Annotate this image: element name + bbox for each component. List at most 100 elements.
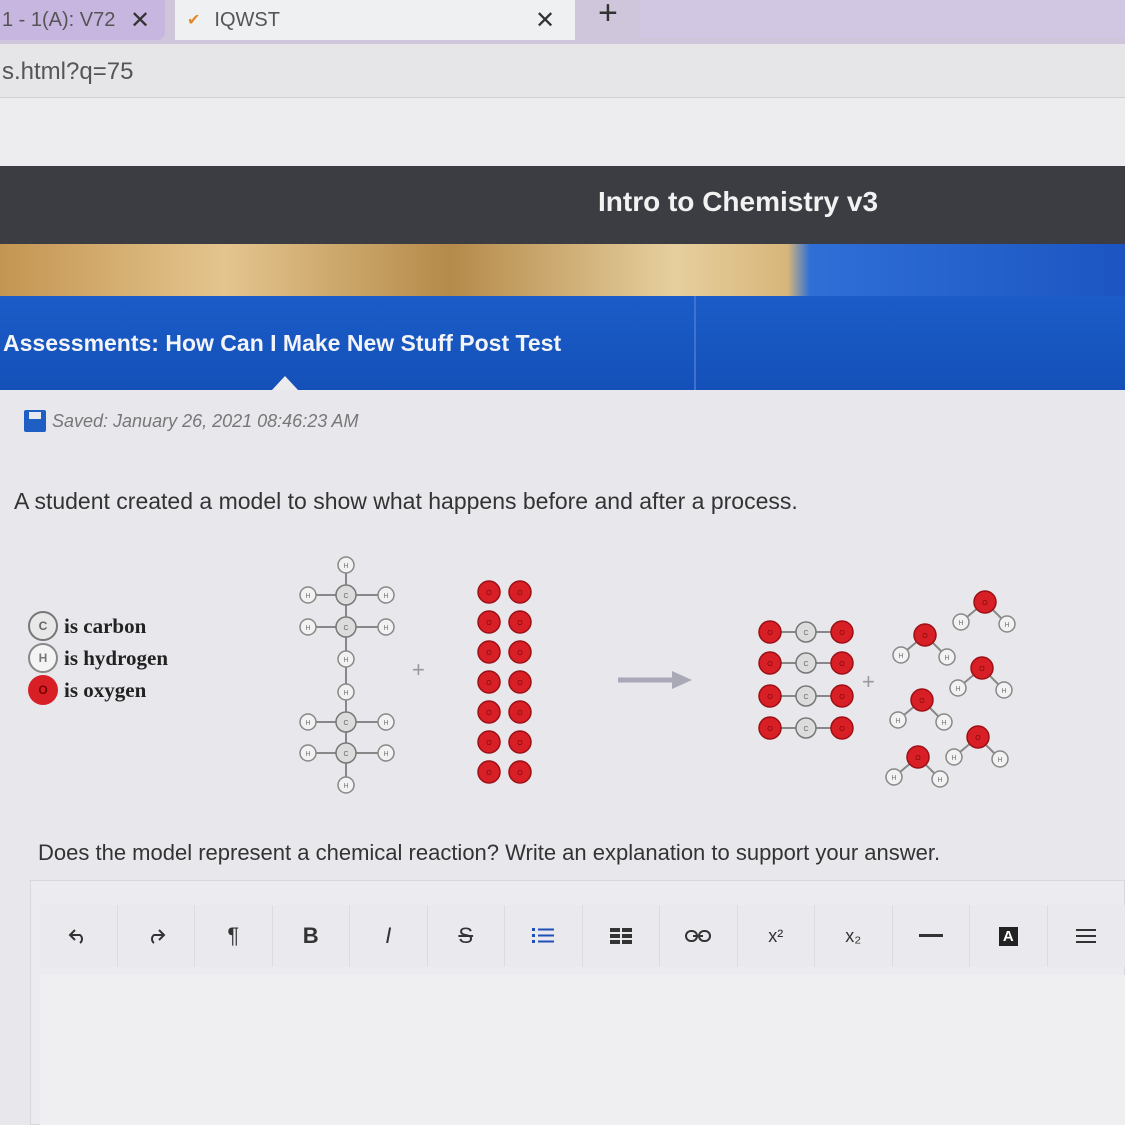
oxygen-atom: O <box>508 580 532 604</box>
oxygen-atom: O <box>970 656 994 680</box>
superscript-button[interactable]: x² <box>737 905 815 967</box>
oxygen-atom: O <box>830 684 854 708</box>
svg-text:H: H <box>343 657 348 664</box>
bold-button[interactable]: B <box>272 905 350 967</box>
tab-title: IQWST <box>214 8 280 31</box>
legend-item-hydrogen: H is hydrogen <box>28 642 168 674</box>
link-icon[interactable] <box>660 905 738 967</box>
oxygen-atom: O <box>508 700 532 724</box>
assessment-header-bar <box>0 296 1125 390</box>
svg-text:C: C <box>343 593 348 600</box>
svg-text:H: H <box>958 620 963 627</box>
answer-text-area[interactable] <box>40 975 1125 1125</box>
hydrogen-atom: H <box>299 618 317 636</box>
strikethrough-icon[interactable]: S <box>427 905 505 967</box>
svg-text:O: O <box>922 633 928 640</box>
svg-text:H: H <box>895 718 900 725</box>
align-icon[interactable] <box>1047 905 1125 967</box>
oxygen-atom: O <box>830 620 854 644</box>
undo-icon[interactable] <box>40 905 118 967</box>
svg-text:H: H <box>941 720 946 727</box>
table-icon[interactable] <box>582 905 660 967</box>
oxygen-atom: O <box>758 651 782 675</box>
close-tab-icon[interactable]: ✕ <box>130 6 151 34</box>
oxygen-atom: O <box>477 760 501 784</box>
svg-text:O: O <box>767 726 773 733</box>
text-color-button[interactable]: A <box>970 905 1048 967</box>
svg-text:O: O <box>486 770 492 777</box>
italic-button[interactable]: I <box>350 905 428 967</box>
svg-text:H: H <box>937 777 942 784</box>
browser-tab-active[interactable]: 1 - 1(A): V72 ✕ <box>0 0 165 40</box>
saved-status: Saved: January 26, 2021 08:46:23 AM <box>24 410 359 432</box>
svg-text:O: O <box>517 650 523 657</box>
close-tab-icon[interactable]: ✕ <box>535 6 556 34</box>
carbon-atom: C <box>335 742 357 764</box>
hydrogen-atom: H <box>945 748 963 766</box>
svg-text:O: O <box>979 666 985 673</box>
hydrogen-atom: H <box>889 711 907 729</box>
reaction-arrow-icon <box>618 671 692 689</box>
hydrogen-atom: H <box>299 713 317 731</box>
svg-text:H: H <box>305 751 310 758</box>
course-title: Intro to Chemistry v3 <box>598 186 879 217</box>
hydrogen-atom: H <box>949 679 967 697</box>
svg-text:O: O <box>486 620 492 627</box>
bulleted-list-icon[interactable] <box>505 905 583 967</box>
oxygen-atom: O <box>477 580 501 604</box>
browser-tab-iqwst[interactable]: ✔ IQWST ✕ <box>175 0 575 40</box>
hydrogen-atom: H <box>377 713 395 731</box>
text-color-label: A <box>998 926 1018 946</box>
redo-icon[interactable] <box>117 905 195 967</box>
saved-text: Saved: January 26, 2021 08:46:23 AM <box>52 410 359 431</box>
carbon-atom-icon: C <box>28 611 58 641</box>
hydrogen-atom: H <box>998 615 1016 633</box>
oxygen-atom: O <box>508 610 532 634</box>
hydrogen-atom: H <box>377 586 395 604</box>
tab-title: 1 - 1(A): V72 <box>2 8 116 31</box>
subscript-button[interactable]: x₂ <box>815 905 893 967</box>
hydrogen-atom: H <box>931 770 949 788</box>
horizontal-rule-icon[interactable] <box>892 905 970 967</box>
hydrogen-atom: H <box>991 750 1009 768</box>
legend-item-oxygen: O is oxygen <box>28 674 168 706</box>
address-bar[interactable]: s.html?q=75 <box>0 44 1125 98</box>
carbon-atom: C <box>795 717 817 739</box>
svg-text:H: H <box>1001 688 1006 695</box>
header-divider <box>694 296 696 390</box>
svg-text:H: H <box>955 686 960 693</box>
svg-text:H: H <box>898 653 903 660</box>
svg-text:O: O <box>517 590 523 597</box>
svg-text:C: C <box>803 630 808 637</box>
legend-label: is carbon <box>64 613 147 638</box>
oxygen-atom: O <box>477 670 501 694</box>
carbon-atom: C <box>335 616 357 638</box>
svg-text:C: C <box>343 751 348 758</box>
svg-text:H: H <box>343 563 348 570</box>
hydrogen-atom: H <box>299 744 317 762</box>
legend-label: is hydrogen <box>64 645 169 670</box>
oxygen-atom: O <box>508 760 532 784</box>
oxygen-atom: O <box>477 730 501 754</box>
svg-text:O: O <box>982 600 988 607</box>
oxygen-atom: O <box>758 716 782 740</box>
url-text[interactable]: s.html?q=75 <box>2 58 134 85</box>
paragraph-icon[interactable]: ¶ <box>195 905 273 967</box>
svg-text:H: H <box>305 625 310 632</box>
svg-text:H: H <box>951 755 956 762</box>
svg-text:O: O <box>767 694 773 701</box>
reaction-model-diagram: + + H H C H H C H H C H H C H H H H O O O O O O O O O O O O O O O C O O C O… <box>299 556 1016 794</box>
svg-text:O: O <box>517 770 523 777</box>
hydrogen-atom: H <box>938 648 956 666</box>
oxygen-atom: O <box>477 640 501 664</box>
new-tab-plus-icon[interactable]: + <box>598 0 618 32</box>
svg-text:O: O <box>839 630 845 637</box>
toolbar-gap <box>0 98 1125 166</box>
carbon-atom: C <box>795 621 817 643</box>
svg-text:H: H <box>997 757 1002 764</box>
oxygen-atom: O <box>508 670 532 694</box>
hydrogen-atom: H <box>885 768 903 786</box>
browser-tab-strip: 1 - 1(A): V72 ✕ ✔ IQWST ✕ + <box>0 0 1125 44</box>
plus-sign: + <box>412 657 425 682</box>
svg-text:C: C <box>803 694 808 701</box>
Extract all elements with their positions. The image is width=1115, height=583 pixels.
——————
Rewrite the listing with every "elements" changed to "objects" and nothing else altered. Omit the pictures.

Annotate this image: element name + bbox for each component. List at most 100 objects.
oxygen-atom: O <box>508 580 532 604</box>
oxygen-atom: O <box>970 656 994 680</box>
superscript-button[interactable]: x² <box>737 905 815 967</box>
oxygen-atom: O <box>830 684 854 708</box>
svg-text:H: H <box>343 657 348 664</box>
bold-button[interactable]: B <box>272 905 350 967</box>
tab-title: IQWST <box>214 8 280 31</box>
legend-item-hydrogen: H is hydrogen <box>28 642 168 674</box>
link-icon[interactable] <box>660 905 738 967</box>
oxygen-atom: O <box>508 700 532 724</box>
assessment-header-bar <box>0 296 1125 390</box>
svg-text:C: C <box>343 593 348 600</box>
svg-text:H: H <box>958 620 963 627</box>
answer-text-area[interactable] <box>40 975 1125 1125</box>
hydrogen-atom: H <box>299 618 317 636</box>
strikethrough-icon[interactable]: S <box>427 905 505 967</box>
svg-text:O: O <box>922 633 928 640</box>
svg-text:H: H <box>895 718 900 725</box>
align-icon[interactable] <box>1047 905 1125 967</box>
oxygen-atom: O <box>830 620 854 644</box>
undo-icon[interactable] <box>40 905 118 967</box>
svg-text:H: H <box>941 720 946 727</box>
table-icon[interactable] <box>582 905 660 967</box>
oxygen-atom: O <box>758 651 782 675</box>
close-tab-icon[interactable]: ✕ <box>130 6 151 34</box>
oxygen-atom: O <box>477 760 501 784</box>
svg-text:O: O <box>767 726 773 733</box>
text-color-button[interactable]: A <box>970 905 1048 967</box>
svg-text:O: O <box>486 770 492 777</box>
italic-button[interactable]: I <box>350 905 428 967</box>
svg-text:H: H <box>937 777 942 784</box>
browser-tab-active[interactable]: 1 - 1(A): V72 ✕ <box>0 0 165 40</box>
saved-status: Saved: January 26, 2021 08:46:23 AM <box>24 410 359 432</box>
svg-text:O: O <box>517 650 523 657</box>
close-tab-icon[interactable]: ✕ <box>535 6 556 34</box>
carbon-atom: C <box>335 742 357 764</box>
hydrogen-atom: H <box>945 748 963 766</box>
svg-text:O: O <box>979 666 985 673</box>
hydrogen-atom: H <box>889 711 907 729</box>
reaction-arrow-icon <box>618 671 692 689</box>
hydrogen-atom: H <box>299 713 317 731</box>
svg-text:H: H <box>305 751 310 758</box>
course-title: Intro to Chemistry v3 <box>598 186 879 217</box>
hydrogen-atom: H <box>949 679 967 697</box>
svg-text:O: O <box>486 620 492 627</box>
bulleted-list-icon[interactable] <box>505 905 583 967</box>
oxygen-atom: O <box>477 580 501 604</box>
browser-tab-iqwst[interactable]: ✔ IQWST ✕ <box>175 0 575 40</box>
hydrogen-atom: H <box>377 713 395 731</box>
text-color-label: A <box>998 926 1018 946</box>
redo-icon[interactable] <box>117 905 195 967</box>
saved-text: Saved: January 26, 2021 08:46:23 AM <box>52 410 359 431</box>
carbon-atom-icon: C <box>28 611 58 641</box>
hydrogen-atom: H <box>998 615 1016 633</box>
oxygen-atom: O <box>508 610 532 634</box>
hydrogen-atom: H <box>377 586 395 604</box>
tab-title: 1 - 1(A): V72 <box>2 8 116 31</box>
subscript-button[interactable]: x₂ <box>815 905 893 967</box>
hydrogen-atom: H <box>931 770 949 788</box>
horizontal-rule-icon[interactable] <box>892 905 970 967</box>
hydrogen-atom: H <box>991 750 1009 768</box>
legend-item-oxygen: O is oxygen <box>28 674 168 706</box>
address-bar[interactable]: s.html?q=75 <box>0 44 1125 98</box>
carbon-atom: C <box>795 717 817 739</box>
svg-text:H: H <box>1001 688 1006 695</box>
header-divider <box>694 296 696 390</box>
svg-text:H: H <box>955 686 960 693</box>
svg-text:H: H <box>898 653 903 660</box>
svg-text:O: O <box>517 590 523 597</box>
svg-text:C: C <box>803 630 808 637</box>
legend-label: is carbon <box>64 613 147 638</box>
oxygen-atom: O <box>477 670 501 694</box>
carbon-atom: C <box>335 616 357 638</box>
svg-text:C: C <box>343 751 348 758</box>
svg-text:H: H <box>343 563 348 570</box>
hydrogen-atom: H <box>299 744 317 762</box>
legend-label: is hydrogen <box>64 645 169 670</box>
oxygen-atom: O <box>508 760 532 784</box>
oxygen-atom: O <box>477 730 501 754</box>
svg-text:O: O <box>982 600 988 607</box>
oxygen-atom: O <box>758 716 782 740</box>
url-text[interactable]: s.html?q=75 <box>2 58 134 85</box>
paragraph-icon[interactable]: ¶ <box>195 905 273 967</box>
svg-text:H: H <box>305 625 310 632</box>
svg-text:H: H <box>951 755 956 762</box>
svg-text:O: O <box>767 694 773 701</box>
reaction-model-diagram: + + H H C H H C H H C H H C H H H H O O O O O O O O O O O O O O O C O O C O… <box>299 556 1016 794</box>
svg-text:O: O <box>517 770 523 777</box>
hydrogen-atom: H <box>938 648 956 666</box>
oxygen-atom: O <box>477 640 501 664</box>
new-tab-plus-icon[interactable]: + <box>598 0 618 32</box>
svg-text:O: O <box>839 630 845 637</box>
toolbar-gap <box>0 98 1125 166</box>
carbon-atom: C <box>795 621 817 643</box>
svg-text:H: H <box>997 757 1002 764</box>
oxygen-atom: O <box>508 670 532 694</box>
hydrogen-atom: H <box>885 768 903 786</box>
browser-tab-strip: 1 - 1(A): V72 ✕ ✔ IQWST ✕ + <box>0 0 1125 44</box>
plus-sign: + <box>412 657 425 682</box>
svg-text:C: C <box>803 694 808 701</box>
Extract all objects with their positions. The image is width=1115, height=583 pixels.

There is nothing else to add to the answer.